- **Records to use**:
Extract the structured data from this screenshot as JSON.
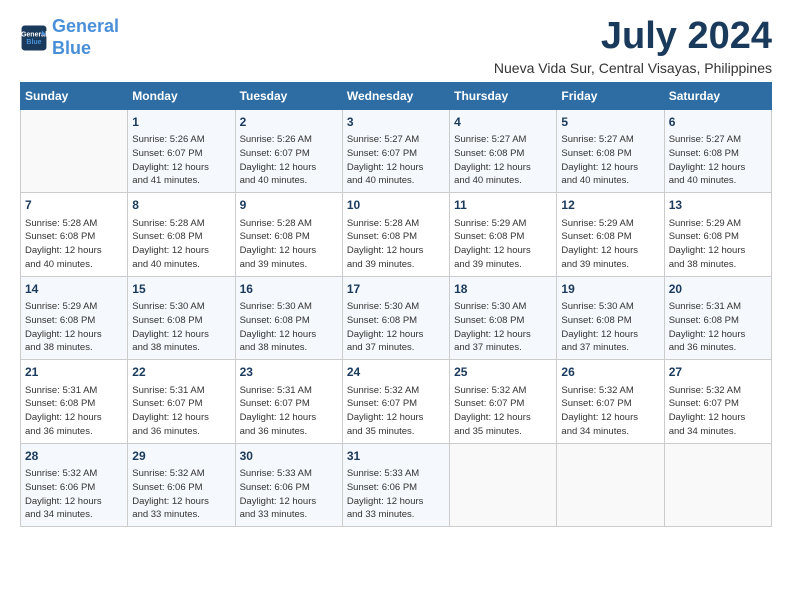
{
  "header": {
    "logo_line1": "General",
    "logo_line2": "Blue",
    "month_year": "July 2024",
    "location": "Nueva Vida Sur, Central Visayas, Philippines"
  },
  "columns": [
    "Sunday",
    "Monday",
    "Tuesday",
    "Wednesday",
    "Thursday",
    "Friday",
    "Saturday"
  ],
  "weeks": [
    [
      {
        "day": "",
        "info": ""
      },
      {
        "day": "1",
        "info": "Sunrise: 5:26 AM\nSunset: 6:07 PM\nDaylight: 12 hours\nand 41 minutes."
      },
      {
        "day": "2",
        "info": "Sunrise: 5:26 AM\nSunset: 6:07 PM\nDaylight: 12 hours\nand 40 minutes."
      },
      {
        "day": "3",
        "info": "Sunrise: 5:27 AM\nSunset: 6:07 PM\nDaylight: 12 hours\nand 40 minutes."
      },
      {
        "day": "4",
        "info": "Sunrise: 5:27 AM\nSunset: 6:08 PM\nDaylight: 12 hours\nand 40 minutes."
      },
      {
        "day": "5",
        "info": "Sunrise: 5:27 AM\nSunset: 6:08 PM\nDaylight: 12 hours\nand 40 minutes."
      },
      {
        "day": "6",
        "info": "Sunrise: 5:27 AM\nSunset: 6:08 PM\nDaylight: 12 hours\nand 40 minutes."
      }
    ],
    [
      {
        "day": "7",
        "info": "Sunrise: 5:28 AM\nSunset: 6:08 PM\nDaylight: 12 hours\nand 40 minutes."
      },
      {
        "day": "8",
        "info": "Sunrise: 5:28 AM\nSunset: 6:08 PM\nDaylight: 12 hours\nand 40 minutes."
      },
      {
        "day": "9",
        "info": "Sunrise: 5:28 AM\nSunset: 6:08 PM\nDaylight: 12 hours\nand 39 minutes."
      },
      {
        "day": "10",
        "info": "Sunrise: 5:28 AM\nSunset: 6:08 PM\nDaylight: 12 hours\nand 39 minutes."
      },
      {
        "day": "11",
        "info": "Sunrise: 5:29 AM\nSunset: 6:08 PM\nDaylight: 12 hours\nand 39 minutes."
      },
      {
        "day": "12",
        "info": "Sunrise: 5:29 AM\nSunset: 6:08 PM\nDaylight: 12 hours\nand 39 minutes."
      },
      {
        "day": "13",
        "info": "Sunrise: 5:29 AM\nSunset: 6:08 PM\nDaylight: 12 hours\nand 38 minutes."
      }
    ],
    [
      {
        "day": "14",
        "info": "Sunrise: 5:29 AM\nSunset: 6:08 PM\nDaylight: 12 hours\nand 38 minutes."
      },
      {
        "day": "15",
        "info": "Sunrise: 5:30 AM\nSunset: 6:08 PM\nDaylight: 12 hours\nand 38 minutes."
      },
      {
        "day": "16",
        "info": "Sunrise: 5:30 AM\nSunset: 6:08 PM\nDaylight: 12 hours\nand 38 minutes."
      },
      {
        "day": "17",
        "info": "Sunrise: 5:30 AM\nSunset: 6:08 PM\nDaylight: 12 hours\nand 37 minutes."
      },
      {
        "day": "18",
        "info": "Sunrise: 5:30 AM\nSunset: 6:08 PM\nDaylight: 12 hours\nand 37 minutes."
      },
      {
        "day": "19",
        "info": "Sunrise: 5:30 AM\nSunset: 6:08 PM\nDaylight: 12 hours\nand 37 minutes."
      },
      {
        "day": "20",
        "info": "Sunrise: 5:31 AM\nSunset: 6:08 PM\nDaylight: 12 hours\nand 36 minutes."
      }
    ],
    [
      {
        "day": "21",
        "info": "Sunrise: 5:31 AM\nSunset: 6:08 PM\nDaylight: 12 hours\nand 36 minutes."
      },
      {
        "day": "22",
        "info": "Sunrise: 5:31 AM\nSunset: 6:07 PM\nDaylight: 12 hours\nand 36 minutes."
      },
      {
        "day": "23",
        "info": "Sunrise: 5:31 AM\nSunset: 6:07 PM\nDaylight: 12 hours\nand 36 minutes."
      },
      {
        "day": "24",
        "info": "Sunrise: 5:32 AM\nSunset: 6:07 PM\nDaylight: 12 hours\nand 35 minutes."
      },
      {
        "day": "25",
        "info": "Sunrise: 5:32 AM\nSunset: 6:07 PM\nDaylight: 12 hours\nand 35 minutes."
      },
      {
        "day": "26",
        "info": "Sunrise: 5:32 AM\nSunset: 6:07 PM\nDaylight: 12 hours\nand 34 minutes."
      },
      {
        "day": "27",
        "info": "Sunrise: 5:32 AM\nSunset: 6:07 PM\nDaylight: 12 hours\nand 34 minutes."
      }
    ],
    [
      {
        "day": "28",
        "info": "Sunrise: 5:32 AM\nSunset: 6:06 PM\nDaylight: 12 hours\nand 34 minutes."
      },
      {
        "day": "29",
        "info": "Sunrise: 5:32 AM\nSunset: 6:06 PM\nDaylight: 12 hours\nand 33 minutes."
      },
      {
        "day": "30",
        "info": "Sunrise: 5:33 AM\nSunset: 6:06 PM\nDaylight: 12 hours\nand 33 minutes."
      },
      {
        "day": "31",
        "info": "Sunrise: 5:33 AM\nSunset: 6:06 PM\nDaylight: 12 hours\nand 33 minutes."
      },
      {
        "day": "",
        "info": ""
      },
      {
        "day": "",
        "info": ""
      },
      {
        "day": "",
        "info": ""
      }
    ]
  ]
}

---

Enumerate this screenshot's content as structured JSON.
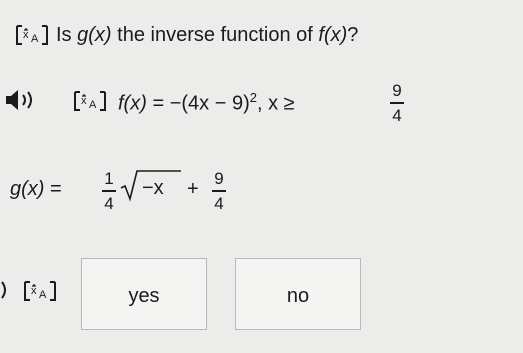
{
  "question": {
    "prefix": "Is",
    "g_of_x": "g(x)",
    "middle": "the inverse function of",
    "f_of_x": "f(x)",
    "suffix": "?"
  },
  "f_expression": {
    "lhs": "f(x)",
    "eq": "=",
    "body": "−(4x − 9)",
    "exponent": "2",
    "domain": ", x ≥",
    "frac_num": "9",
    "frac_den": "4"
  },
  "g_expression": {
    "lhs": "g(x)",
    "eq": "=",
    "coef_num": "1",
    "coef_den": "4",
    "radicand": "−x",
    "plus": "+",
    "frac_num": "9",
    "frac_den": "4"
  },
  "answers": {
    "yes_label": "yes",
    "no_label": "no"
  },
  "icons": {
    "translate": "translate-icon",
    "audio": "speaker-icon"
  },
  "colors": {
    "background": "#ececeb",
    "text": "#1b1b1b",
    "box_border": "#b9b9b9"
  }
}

- **What you will do**:
Above are some records. Count the lines among them with the word "screenshot", and answer with the number only.

- **Task solution**:
2